Search the material for the string "Uvozi" and copy each line where it occurs.

* [Dataset items]
● ● ●
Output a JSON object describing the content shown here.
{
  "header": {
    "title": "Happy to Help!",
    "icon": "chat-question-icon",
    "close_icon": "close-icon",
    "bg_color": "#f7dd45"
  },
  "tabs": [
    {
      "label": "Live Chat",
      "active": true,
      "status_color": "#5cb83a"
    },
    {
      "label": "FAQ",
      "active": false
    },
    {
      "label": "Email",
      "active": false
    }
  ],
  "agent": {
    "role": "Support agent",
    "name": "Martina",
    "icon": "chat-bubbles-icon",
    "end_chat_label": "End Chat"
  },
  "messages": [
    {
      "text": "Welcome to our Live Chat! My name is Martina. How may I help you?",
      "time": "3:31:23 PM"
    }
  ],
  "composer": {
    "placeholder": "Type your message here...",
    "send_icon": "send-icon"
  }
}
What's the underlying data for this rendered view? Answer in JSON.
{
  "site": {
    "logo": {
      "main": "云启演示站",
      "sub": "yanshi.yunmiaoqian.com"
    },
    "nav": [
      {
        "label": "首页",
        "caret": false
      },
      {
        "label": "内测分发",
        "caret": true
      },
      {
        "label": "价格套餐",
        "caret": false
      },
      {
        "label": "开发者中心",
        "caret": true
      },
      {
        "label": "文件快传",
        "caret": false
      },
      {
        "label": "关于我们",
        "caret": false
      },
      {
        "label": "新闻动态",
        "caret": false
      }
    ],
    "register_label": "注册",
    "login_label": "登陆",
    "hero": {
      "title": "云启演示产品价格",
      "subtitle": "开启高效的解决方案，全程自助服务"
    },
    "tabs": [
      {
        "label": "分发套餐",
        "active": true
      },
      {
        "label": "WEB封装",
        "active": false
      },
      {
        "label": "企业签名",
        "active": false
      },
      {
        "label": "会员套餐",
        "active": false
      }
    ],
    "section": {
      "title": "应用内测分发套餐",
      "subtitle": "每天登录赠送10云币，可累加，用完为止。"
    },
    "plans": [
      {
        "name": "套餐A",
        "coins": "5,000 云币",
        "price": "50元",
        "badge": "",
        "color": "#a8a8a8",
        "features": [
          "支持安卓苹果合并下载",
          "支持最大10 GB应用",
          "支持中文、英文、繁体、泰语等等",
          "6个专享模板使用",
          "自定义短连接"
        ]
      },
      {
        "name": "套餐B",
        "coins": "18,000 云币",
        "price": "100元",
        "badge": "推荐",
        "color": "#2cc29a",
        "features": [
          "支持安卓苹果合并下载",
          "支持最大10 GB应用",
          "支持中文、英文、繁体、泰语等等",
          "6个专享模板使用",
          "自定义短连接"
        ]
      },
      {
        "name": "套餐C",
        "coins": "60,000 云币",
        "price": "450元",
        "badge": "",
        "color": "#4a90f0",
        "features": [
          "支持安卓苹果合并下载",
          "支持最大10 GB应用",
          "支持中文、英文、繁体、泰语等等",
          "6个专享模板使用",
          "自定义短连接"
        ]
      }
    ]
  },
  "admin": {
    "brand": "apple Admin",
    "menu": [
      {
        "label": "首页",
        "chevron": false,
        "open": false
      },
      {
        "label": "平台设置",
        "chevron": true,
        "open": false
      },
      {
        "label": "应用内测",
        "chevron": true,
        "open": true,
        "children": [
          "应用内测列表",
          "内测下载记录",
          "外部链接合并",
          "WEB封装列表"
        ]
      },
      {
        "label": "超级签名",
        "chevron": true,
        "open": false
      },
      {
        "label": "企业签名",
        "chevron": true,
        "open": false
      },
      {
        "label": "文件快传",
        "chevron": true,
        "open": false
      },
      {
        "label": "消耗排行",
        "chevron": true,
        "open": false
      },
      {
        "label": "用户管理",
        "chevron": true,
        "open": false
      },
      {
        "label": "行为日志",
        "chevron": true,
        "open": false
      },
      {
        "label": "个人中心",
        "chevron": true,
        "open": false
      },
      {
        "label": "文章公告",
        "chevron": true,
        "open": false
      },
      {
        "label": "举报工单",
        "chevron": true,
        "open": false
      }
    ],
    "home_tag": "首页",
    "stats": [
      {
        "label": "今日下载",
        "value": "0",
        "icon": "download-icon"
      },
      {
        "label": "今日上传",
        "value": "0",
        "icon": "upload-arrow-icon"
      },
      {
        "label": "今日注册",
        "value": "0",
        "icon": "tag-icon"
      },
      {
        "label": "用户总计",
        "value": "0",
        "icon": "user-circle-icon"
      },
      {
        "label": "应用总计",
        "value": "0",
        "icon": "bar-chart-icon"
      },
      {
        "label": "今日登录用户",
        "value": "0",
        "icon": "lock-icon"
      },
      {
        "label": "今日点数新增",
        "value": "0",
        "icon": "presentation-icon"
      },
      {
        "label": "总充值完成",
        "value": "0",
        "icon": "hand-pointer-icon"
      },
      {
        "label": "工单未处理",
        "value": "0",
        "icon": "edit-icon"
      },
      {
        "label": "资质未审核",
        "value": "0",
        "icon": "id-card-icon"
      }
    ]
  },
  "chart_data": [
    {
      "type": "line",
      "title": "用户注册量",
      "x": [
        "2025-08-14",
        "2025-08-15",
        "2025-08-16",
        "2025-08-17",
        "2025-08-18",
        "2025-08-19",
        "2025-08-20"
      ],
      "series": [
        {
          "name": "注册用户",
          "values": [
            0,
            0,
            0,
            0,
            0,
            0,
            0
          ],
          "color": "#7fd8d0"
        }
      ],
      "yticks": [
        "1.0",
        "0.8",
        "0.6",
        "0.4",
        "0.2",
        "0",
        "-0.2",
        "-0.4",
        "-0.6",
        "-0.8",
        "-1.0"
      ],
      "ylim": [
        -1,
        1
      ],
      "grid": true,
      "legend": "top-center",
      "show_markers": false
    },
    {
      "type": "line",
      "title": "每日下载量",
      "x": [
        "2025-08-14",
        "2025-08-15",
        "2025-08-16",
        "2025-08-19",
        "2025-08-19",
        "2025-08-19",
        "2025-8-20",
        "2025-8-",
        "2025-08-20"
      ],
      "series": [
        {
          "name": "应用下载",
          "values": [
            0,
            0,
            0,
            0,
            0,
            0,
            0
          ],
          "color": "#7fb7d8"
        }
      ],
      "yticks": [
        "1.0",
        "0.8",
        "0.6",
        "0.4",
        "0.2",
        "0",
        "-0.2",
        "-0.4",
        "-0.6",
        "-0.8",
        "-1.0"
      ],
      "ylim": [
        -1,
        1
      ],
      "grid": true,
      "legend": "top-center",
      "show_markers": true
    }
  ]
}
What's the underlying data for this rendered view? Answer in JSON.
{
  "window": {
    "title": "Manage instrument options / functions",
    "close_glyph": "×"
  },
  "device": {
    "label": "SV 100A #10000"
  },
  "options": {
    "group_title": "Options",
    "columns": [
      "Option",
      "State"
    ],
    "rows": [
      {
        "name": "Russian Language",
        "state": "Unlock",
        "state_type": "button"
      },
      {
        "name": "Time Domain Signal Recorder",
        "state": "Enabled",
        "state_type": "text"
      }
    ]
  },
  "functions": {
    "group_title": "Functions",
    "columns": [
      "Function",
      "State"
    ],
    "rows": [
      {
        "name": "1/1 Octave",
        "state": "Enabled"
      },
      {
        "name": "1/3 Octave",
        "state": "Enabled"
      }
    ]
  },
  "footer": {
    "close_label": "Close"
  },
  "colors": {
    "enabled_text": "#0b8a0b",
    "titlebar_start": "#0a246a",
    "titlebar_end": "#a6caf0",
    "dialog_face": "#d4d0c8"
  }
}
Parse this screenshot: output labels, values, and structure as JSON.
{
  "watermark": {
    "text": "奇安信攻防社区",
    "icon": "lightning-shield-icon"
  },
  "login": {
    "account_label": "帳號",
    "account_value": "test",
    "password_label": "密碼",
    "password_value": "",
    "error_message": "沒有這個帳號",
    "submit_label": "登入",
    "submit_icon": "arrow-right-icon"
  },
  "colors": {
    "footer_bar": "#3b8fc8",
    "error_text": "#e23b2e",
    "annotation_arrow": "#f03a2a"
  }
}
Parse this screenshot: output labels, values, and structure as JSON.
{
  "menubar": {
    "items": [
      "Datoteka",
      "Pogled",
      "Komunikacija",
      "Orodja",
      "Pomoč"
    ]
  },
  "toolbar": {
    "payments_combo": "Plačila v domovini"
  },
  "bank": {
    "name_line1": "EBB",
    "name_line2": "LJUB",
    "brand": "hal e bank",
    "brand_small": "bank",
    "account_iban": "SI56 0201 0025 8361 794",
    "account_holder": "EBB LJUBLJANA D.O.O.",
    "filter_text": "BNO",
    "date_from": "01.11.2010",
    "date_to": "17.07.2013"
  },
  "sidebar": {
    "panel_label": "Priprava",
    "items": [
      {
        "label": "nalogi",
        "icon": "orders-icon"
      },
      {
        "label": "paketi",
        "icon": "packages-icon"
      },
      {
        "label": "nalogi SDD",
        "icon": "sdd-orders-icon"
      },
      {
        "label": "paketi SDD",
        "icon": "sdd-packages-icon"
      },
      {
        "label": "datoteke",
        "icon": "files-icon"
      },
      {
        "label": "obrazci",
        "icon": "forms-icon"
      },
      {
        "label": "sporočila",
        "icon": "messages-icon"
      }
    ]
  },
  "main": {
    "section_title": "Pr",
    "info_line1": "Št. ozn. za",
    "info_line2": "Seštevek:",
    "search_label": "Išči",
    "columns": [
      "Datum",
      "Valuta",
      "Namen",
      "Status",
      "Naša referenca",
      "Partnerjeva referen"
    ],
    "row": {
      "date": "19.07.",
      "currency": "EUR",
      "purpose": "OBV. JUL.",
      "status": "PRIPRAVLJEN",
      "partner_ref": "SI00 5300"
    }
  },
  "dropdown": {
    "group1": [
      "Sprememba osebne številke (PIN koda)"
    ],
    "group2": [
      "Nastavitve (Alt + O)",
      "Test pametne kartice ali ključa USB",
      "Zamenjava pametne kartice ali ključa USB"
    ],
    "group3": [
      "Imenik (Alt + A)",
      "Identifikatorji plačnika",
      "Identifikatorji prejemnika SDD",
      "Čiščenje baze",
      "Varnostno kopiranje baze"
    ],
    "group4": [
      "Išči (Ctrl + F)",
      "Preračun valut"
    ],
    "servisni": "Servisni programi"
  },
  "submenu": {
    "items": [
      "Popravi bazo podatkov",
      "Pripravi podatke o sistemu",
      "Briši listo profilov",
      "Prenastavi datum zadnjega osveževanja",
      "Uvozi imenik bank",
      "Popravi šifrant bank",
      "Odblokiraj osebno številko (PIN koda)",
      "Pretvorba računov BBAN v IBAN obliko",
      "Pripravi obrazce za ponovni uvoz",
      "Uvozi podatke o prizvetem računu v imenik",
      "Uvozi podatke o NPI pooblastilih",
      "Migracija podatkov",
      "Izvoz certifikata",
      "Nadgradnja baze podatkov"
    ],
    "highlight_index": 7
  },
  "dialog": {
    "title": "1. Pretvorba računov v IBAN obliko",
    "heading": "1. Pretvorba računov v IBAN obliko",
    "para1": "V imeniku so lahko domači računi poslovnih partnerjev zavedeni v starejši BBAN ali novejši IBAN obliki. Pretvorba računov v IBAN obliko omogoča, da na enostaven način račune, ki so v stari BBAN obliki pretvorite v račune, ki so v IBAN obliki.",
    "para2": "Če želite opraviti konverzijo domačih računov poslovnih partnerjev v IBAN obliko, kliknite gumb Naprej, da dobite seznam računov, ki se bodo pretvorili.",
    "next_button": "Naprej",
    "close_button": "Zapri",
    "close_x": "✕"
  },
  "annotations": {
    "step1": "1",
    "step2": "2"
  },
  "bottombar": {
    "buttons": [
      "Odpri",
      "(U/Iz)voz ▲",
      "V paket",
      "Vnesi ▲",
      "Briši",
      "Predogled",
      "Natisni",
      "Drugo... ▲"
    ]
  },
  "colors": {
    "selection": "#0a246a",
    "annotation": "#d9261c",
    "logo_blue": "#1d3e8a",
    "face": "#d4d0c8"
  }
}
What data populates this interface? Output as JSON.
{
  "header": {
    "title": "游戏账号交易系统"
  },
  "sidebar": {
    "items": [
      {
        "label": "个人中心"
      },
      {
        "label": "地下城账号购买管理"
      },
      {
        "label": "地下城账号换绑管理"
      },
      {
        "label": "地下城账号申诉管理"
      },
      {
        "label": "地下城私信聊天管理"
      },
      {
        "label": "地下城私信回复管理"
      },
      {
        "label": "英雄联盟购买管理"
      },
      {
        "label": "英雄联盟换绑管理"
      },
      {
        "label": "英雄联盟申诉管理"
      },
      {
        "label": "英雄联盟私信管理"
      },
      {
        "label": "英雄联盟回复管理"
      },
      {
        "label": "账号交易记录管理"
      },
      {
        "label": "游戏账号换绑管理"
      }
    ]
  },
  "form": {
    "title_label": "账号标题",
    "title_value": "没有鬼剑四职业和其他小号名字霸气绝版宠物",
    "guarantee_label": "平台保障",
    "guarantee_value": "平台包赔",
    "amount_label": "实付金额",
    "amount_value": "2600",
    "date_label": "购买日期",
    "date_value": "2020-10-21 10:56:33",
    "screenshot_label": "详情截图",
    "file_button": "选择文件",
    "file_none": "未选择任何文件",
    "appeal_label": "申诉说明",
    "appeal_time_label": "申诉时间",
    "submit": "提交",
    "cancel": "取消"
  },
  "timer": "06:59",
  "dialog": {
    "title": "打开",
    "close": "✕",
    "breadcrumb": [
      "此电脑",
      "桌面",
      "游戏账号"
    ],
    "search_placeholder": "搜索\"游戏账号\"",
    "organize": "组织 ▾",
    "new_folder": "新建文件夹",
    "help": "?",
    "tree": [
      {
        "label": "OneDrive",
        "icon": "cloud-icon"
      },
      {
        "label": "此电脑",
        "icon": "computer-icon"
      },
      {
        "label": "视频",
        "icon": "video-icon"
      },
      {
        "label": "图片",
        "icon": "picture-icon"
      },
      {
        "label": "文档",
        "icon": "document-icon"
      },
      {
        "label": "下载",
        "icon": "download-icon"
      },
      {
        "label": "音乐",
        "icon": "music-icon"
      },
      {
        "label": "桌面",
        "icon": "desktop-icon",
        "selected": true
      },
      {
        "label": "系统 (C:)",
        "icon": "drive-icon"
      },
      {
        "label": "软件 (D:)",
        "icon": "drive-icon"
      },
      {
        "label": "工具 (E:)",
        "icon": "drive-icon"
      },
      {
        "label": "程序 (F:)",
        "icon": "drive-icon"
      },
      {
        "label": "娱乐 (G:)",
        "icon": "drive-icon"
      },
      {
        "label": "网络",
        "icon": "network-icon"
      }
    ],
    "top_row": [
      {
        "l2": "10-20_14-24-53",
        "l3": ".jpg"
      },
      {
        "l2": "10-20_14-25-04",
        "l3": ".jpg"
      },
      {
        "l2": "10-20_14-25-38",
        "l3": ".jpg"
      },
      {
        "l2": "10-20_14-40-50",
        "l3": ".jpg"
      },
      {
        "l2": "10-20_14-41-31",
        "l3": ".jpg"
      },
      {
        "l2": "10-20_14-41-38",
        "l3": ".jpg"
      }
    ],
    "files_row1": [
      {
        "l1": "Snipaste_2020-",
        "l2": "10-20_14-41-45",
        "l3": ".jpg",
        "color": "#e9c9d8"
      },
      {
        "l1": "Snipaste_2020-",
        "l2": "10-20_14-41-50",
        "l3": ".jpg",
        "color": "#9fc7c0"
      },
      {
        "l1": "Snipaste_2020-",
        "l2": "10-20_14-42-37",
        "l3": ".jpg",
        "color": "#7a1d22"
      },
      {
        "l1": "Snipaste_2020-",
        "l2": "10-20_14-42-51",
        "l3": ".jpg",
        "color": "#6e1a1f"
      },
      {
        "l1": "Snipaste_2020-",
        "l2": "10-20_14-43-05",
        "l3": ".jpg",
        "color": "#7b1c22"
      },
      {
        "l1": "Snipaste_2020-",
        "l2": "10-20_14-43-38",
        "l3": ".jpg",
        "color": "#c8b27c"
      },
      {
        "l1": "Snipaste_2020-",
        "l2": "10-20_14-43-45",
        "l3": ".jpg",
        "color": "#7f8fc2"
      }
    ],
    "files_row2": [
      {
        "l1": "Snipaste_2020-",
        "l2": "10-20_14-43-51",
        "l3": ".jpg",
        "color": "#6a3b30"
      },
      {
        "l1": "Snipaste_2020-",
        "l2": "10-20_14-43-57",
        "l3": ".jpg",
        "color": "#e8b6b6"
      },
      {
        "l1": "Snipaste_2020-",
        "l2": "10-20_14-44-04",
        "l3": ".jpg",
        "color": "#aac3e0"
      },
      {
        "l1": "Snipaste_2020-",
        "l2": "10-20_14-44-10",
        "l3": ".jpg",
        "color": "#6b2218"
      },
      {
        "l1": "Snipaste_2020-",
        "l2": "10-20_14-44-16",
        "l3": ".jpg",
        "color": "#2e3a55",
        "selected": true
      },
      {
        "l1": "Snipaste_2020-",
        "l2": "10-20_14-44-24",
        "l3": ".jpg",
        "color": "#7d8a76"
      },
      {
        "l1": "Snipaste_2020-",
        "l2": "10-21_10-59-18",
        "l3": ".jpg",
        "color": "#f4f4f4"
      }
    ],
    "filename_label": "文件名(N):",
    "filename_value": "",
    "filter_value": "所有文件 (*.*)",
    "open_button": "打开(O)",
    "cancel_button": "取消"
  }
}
● ● ●
* [The answer]
      "Uvozi imenik bank",
      "Uvozi podatke o prizvetem računu v imenik",
      "Uvozi podatke o NPI pooblastilih",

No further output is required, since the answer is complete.